Work to do: Give the data again exactly as written, skipping any pictures.

A run of records:
###
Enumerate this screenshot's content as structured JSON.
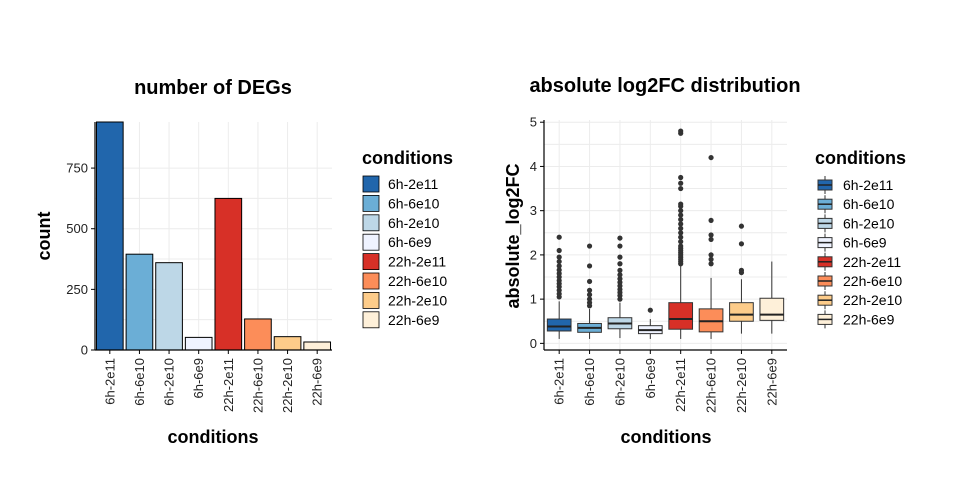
{
  "chart_data": [
    {
      "type": "bar",
      "title": "number of DEGs",
      "xlabel": "conditions",
      "ylabel": "count",
      "categories": [
        "6h-2e11",
        "6h-6e10",
        "6h-2e10",
        "6h-6e9",
        "22h-2e11",
        "22h-6e10",
        "22h-2e10",
        "22h-6e9"
      ],
      "values": [
        940,
        395,
        360,
        52,
        625,
        128,
        55,
        33
      ],
      "yticks": [
        0,
        250,
        500,
        750
      ],
      "ylim": [
        0,
        940
      ],
      "grid": true,
      "legend": {
        "title": "conditions",
        "placement": "right",
        "entries": [
          "6h-2e11",
          "6h-6e10",
          "6h-2e10",
          "6h-6e9",
          "22h-2e11",
          "22h-6e10",
          "22h-2e10",
          "22h-6e9"
        ]
      },
      "colors": [
        "#2166ac",
        "#6baed6",
        "#bdd7e7",
        "#eff3ff",
        "#d73027",
        "#fc8d59",
        "#fdcc8a",
        "#fef0d9"
      ]
    },
    {
      "type": "box",
      "title": "absolute log2FC distribution",
      "xlabel": "conditions",
      "ylabel": "absolute_log2FC",
      "categories": [
        "6h-2e11",
        "6h-6e10",
        "6h-2e10",
        "6h-6e9",
        "22h-2e11",
        "22h-6e10",
        "22h-2e10",
        "22h-6e9"
      ],
      "yticks": [
        0,
        1,
        2,
        3,
        4,
        5
      ],
      "ylim": [
        -0.15,
        5.05
      ],
      "grid": true,
      "boxes": [
        {
          "q1": 0.28,
          "median": 0.38,
          "q3": 0.55,
          "lower": 0.1,
          "upper": 0.95,
          "outliers": [
            1.05,
            1.12,
            1.2,
            1.28,
            1.35,
            1.42,
            1.5,
            1.58,
            1.66,
            1.75,
            1.85,
            1.95,
            2.1,
            2.4
          ]
        },
        {
          "q1": 0.25,
          "median": 0.35,
          "q3": 0.45,
          "lower": 0.1,
          "upper": 0.78,
          "outliers": [
            0.85,
            0.92,
            1.0,
            1.1,
            1.2,
            1.4,
            1.75,
            2.2
          ]
        },
        {
          "q1": 0.33,
          "median": 0.45,
          "q3": 0.58,
          "lower": 0.12,
          "upper": 0.92,
          "outliers": [
            1.0,
            1.08,
            1.15,
            1.22,
            1.3,
            1.38,
            1.46,
            1.55,
            1.65,
            1.8,
            1.95,
            2.2,
            2.38
          ]
        },
        {
          "q1": 0.22,
          "median": 0.3,
          "q3": 0.4,
          "lower": 0.1,
          "upper": 0.55,
          "outliers": [
            0.75
          ]
        },
        {
          "q1": 0.32,
          "median": 0.55,
          "q3": 0.92,
          "lower": 0.1,
          "upper": 1.75,
          "outliers": [
            1.8,
            1.85,
            1.9,
            1.95,
            2.0,
            2.05,
            2.1,
            2.15,
            2.2,
            2.3,
            2.4,
            2.5,
            2.6,
            2.7,
            2.8,
            2.9,
            3.0,
            3.1,
            3.15,
            3.5,
            3.62,
            3.75,
            4.75,
            4.8
          ]
        },
        {
          "q1": 0.26,
          "median": 0.5,
          "q3": 0.78,
          "lower": 0.1,
          "upper": 1.48,
          "outliers": [
            1.8,
            1.9,
            2.0,
            2.35,
            2.45,
            2.78,
            4.2
          ]
        },
        {
          "q1": 0.5,
          "median": 0.65,
          "q3": 0.92,
          "lower": 0.22,
          "upper": 1.45,
          "outliers": [
            1.6,
            1.65,
            2.25,
            2.65
          ]
        },
        {
          "q1": 0.52,
          "median": 0.65,
          "q3": 1.02,
          "lower": 0.22,
          "upper": 1.85,
          "outliers": []
        }
      ],
      "legend": {
        "title": "conditions",
        "placement": "right",
        "entries": [
          "6h-2e11",
          "6h-6e10",
          "6h-2e10",
          "6h-6e9",
          "22h-2e11",
          "22h-6e10",
          "22h-2e10",
          "22h-6e9"
        ]
      },
      "colors": [
        "#2166ac",
        "#6baed6",
        "#bdd7e7",
        "#eff3ff",
        "#d73027",
        "#fc8d59",
        "#fdcc8a",
        "#fef0d9"
      ]
    }
  ]
}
###
In response:
Enumerate this screenshot's content as structured JSON.
{
  "chart_data": [
    {
      "type": "bar",
      "title": "number of DEGs",
      "xlabel": "conditions",
      "ylabel": "count",
      "categories": [
        "6h-2e11",
        "6h-6e10",
        "6h-2e10",
        "6h-6e9",
        "22h-2e11",
        "22h-6e10",
        "22h-2e10",
        "22h-6e9"
      ],
      "values": [
        940,
        395,
        360,
        52,
        625,
        128,
        55,
        33
      ],
      "yticks": [
        0,
        250,
        500,
        750
      ],
      "ylim": [
        0,
        940
      ],
      "grid": true,
      "legend": {
        "title": "conditions",
        "placement": "right",
        "entries": [
          "6h-2e11",
          "6h-6e10",
          "6h-2e10",
          "6h-6e9",
          "22h-2e11",
          "22h-6e10",
          "22h-2e10",
          "22h-6e9"
        ]
      },
      "colors": [
        "#2166ac",
        "#6baed6",
        "#bdd7e7",
        "#eff3ff",
        "#d73027",
        "#fc8d59",
        "#fdcc8a",
        "#fef0d9"
      ]
    },
    {
      "type": "box",
      "title": "absolute log2FC distribution",
      "xlabel": "conditions",
      "ylabel": "absolute_log2FC",
      "categories": [
        "6h-2e11",
        "6h-6e10",
        "6h-2e10",
        "6h-6e9",
        "22h-2e11",
        "22h-6e10",
        "22h-2e10",
        "22h-6e9"
      ],
      "yticks": [
        0,
        1,
        2,
        3,
        4,
        5
      ],
      "ylim": [
        -0.15,
        5.05
      ],
      "grid": true,
      "boxes": [
        {
          "q1": 0.28,
          "median": 0.38,
          "q3": 0.55,
          "lower": 0.1,
          "upper": 0.95,
          "outliers": [
            1.05,
            1.12,
            1.2,
            1.28,
            1.35,
            1.42,
            1.5,
            1.58,
            1.66,
            1.75,
            1.85,
            1.95,
            2.1,
            2.4
          ]
        },
        {
          "q1": 0.25,
          "median": 0.35,
          "q3": 0.45,
          "lower": 0.1,
          "upper": 0.78,
          "outliers": [
            0.85,
            0.92,
            1.0,
            1.1,
            1.2,
            1.4,
            1.75,
            2.2
          ]
        },
        {
          "q1": 0.33,
          "median": 0.45,
          "q3": 0.58,
          "lower": 0.12,
          "upper": 0.92,
          "outliers": [
            1.0,
            1.08,
            1.15,
            1.22,
            1.3,
            1.38,
            1.46,
            1.55,
            1.65,
            1.8,
            1.95,
            2.2,
            2.38
          ]
        },
        {
          "q1": 0.22,
          "median": 0.3,
          "q3": 0.4,
          "lower": 0.1,
          "upper": 0.55,
          "outliers": [
            0.75
          ]
        },
        {
          "q1": 0.32,
          "median": 0.55,
          "q3": 0.92,
          "lower": 0.1,
          "upper": 1.75,
          "outliers": [
            1.8,
            1.85,
            1.9,
            1.95,
            2.0,
            2.05,
            2.1,
            2.15,
            2.2,
            2.3,
            2.4,
            2.5,
            2.6,
            2.7,
            2.8,
            2.9,
            3.0,
            3.1,
            3.15,
            3.5,
            3.62,
            3.75,
            4.75,
            4.8
          ]
        },
        {
          "q1": 0.26,
          "median": 0.5,
          "q3": 0.78,
          "lower": 0.1,
          "upper": 1.48,
          "outliers": [
            1.8,
            1.9,
            2.0,
            2.35,
            2.45,
            2.78,
            4.2
          ]
        },
        {
          "q1": 0.5,
          "median": 0.65,
          "q3": 0.92,
          "lower": 0.22,
          "upper": 1.45,
          "outliers": [
            1.6,
            1.65,
            2.25,
            2.65
          ]
        },
        {
          "q1": 0.52,
          "median": 0.65,
          "q3": 1.02,
          "lower": 0.22,
          "upper": 1.85,
          "outliers": []
        }
      ],
      "legend": {
        "title": "conditions",
        "placement": "right",
        "entries": [
          "6h-2e11",
          "6h-6e10",
          "6h-2e10",
          "6h-6e9",
          "22h-2e11",
          "22h-6e10",
          "22h-2e10",
          "22h-6e9"
        ]
      },
      "colors": [
        "#2166ac",
        "#6baed6",
        "#bdd7e7",
        "#eff3ff",
        "#d73027",
        "#fc8d59",
        "#fdcc8a",
        "#fef0d9"
      ]
    }
  ]
}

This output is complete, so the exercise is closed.